THE PROBLEM: Update the lines starting with the line that contains "footer-twitter[interactable] bbox=[1021, 2158, 1214, 2187]" and going on through the line that contains "person-head bbox=[1234, 970, 1289, 1036]", changing "person-head" to "human-head" and leaving everything else as it is.

======== PROVIDED MATERIAL ========

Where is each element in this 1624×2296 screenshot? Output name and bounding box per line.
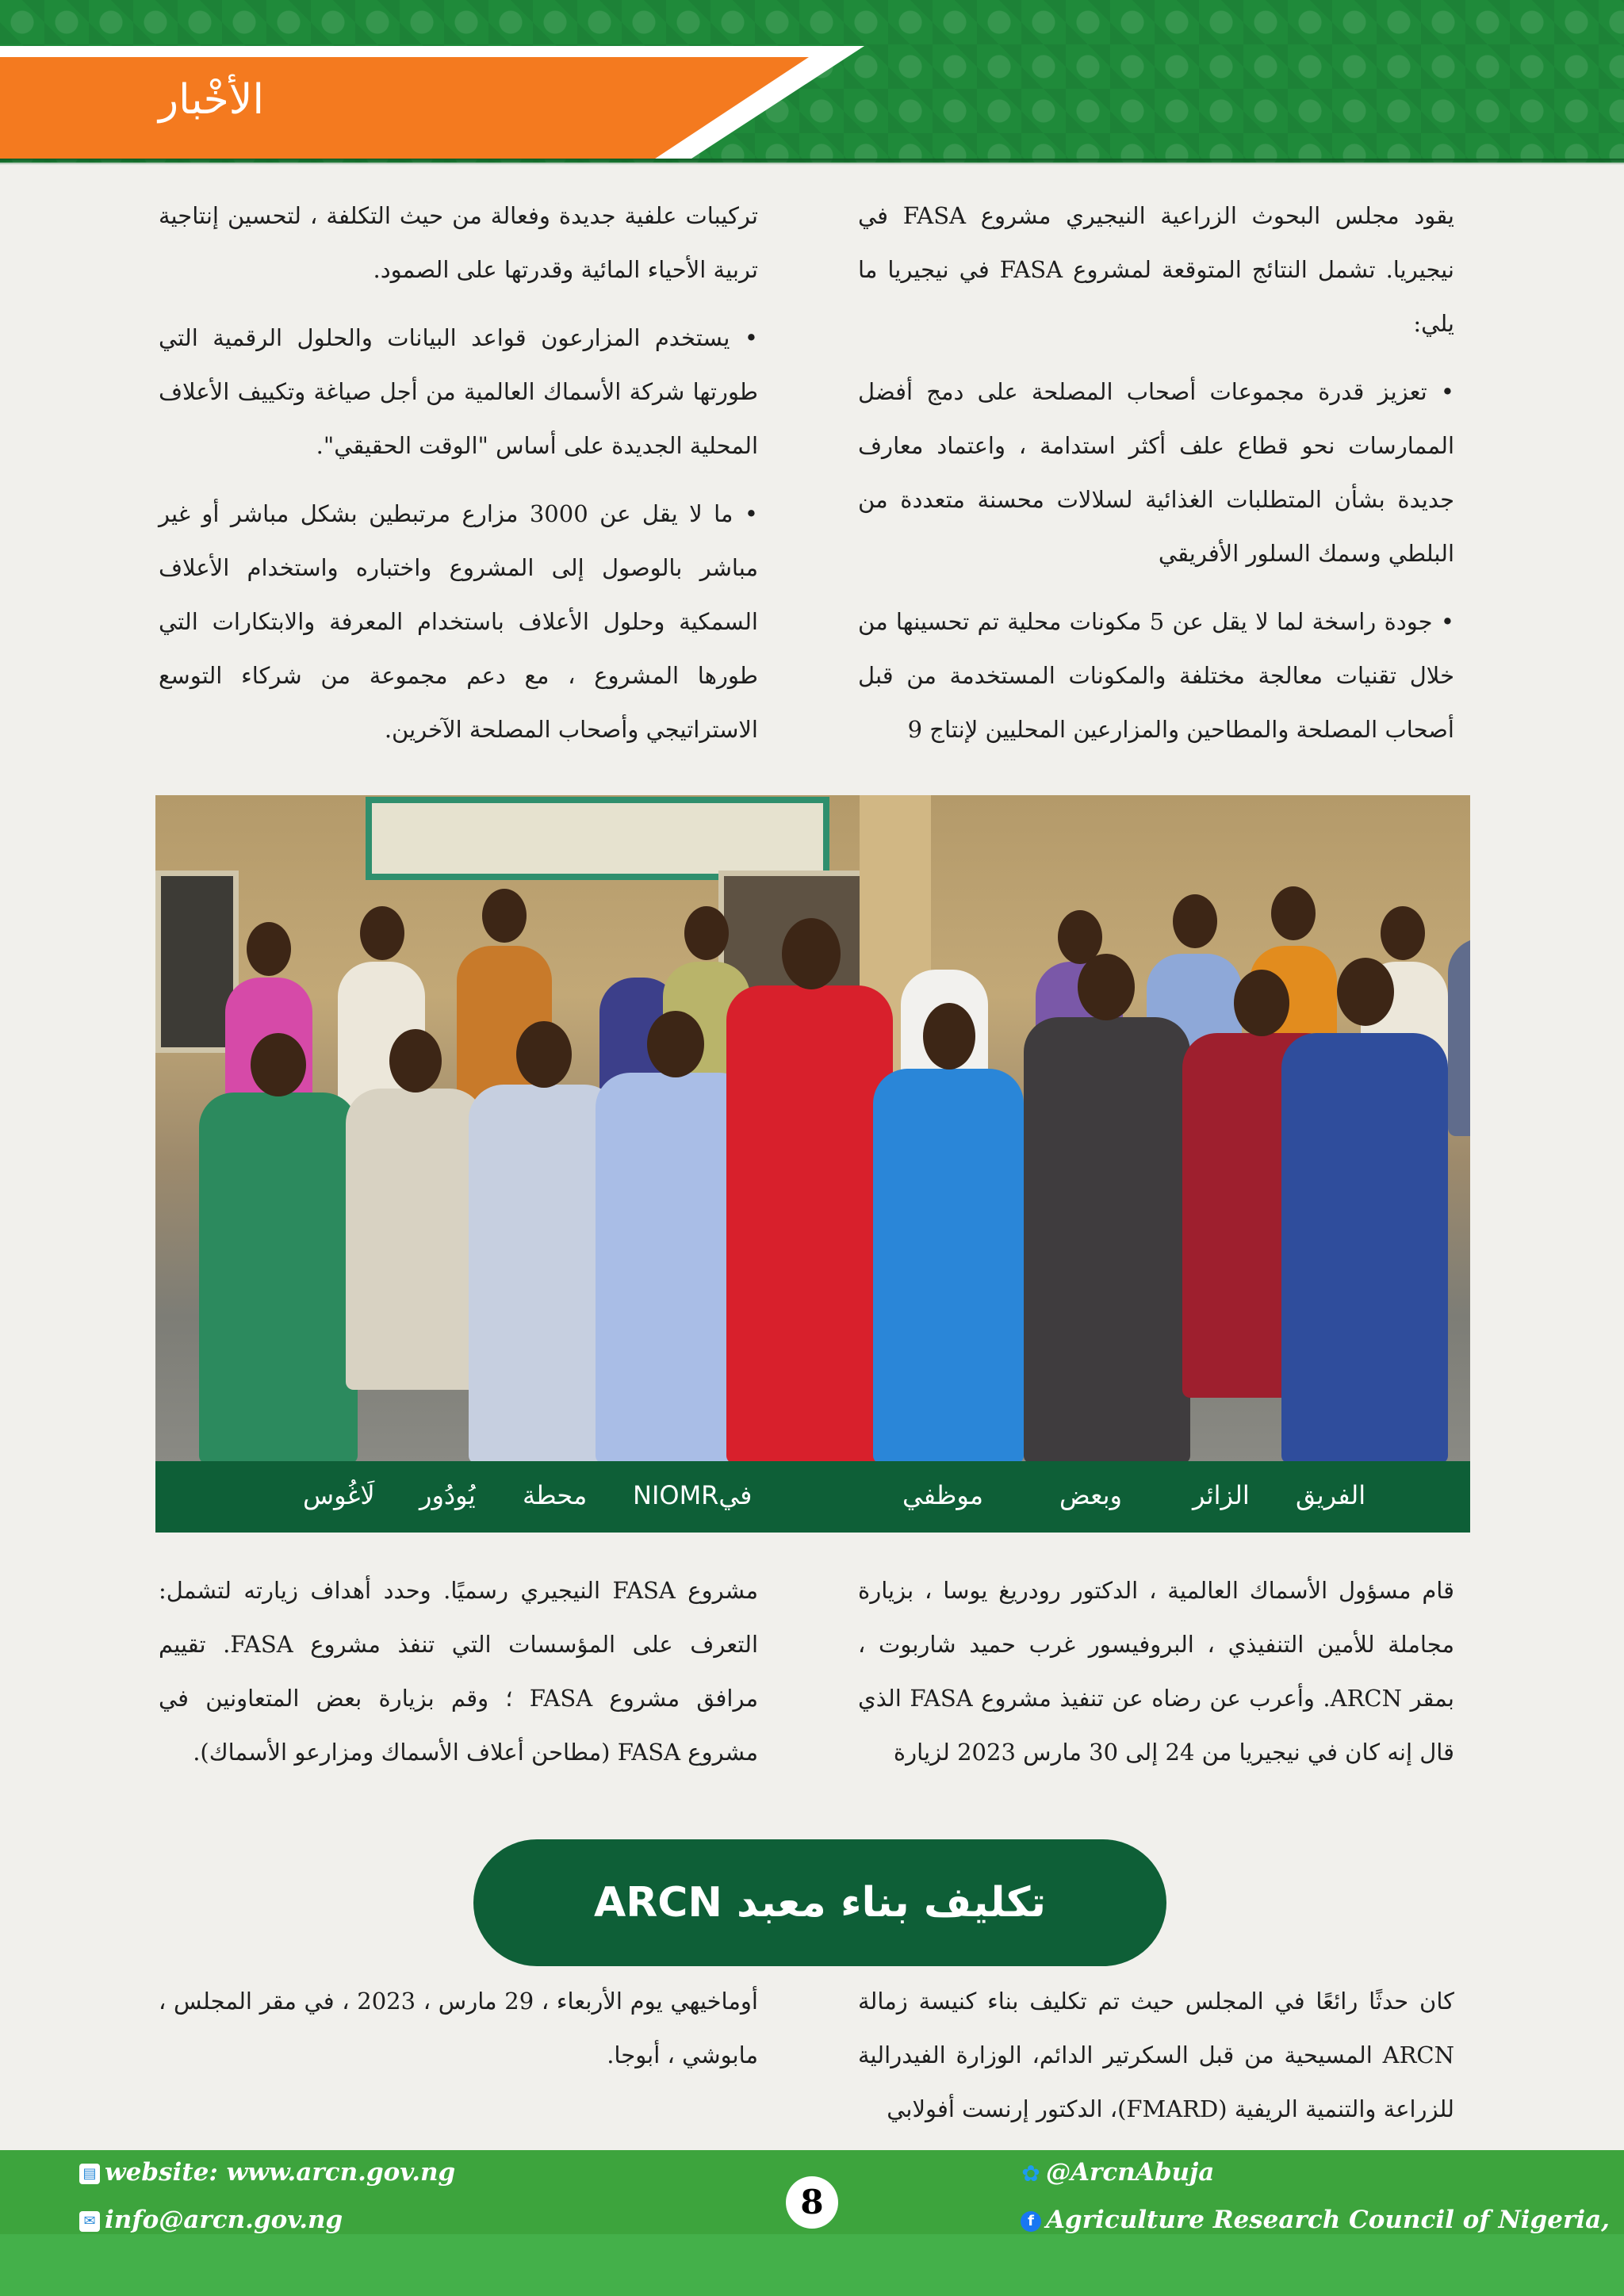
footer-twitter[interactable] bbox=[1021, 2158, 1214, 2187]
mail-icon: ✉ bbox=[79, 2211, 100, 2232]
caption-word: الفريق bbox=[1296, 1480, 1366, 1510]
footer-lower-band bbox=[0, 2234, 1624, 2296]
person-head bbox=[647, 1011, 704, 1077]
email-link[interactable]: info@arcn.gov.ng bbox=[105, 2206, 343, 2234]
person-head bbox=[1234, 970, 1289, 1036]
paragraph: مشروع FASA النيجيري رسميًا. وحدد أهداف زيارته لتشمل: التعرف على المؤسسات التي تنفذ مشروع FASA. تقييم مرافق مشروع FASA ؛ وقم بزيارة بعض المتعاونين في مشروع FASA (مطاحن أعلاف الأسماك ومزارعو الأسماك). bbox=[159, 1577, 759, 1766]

========

REPLY TO THE EXERCISE:
footer-twitter[interactable] bbox=[1021, 2158, 1214, 2187]
mail-icon: ✉ bbox=[79, 2211, 100, 2232]
caption-word: الفريق bbox=[1296, 1480, 1366, 1510]
footer-lower-band bbox=[0, 2234, 1624, 2296]
human-head bbox=[647, 1011, 704, 1077]
email-link[interactable]: info@arcn.gov.ng bbox=[105, 2206, 343, 2234]
human-head bbox=[1234, 970, 1289, 1036]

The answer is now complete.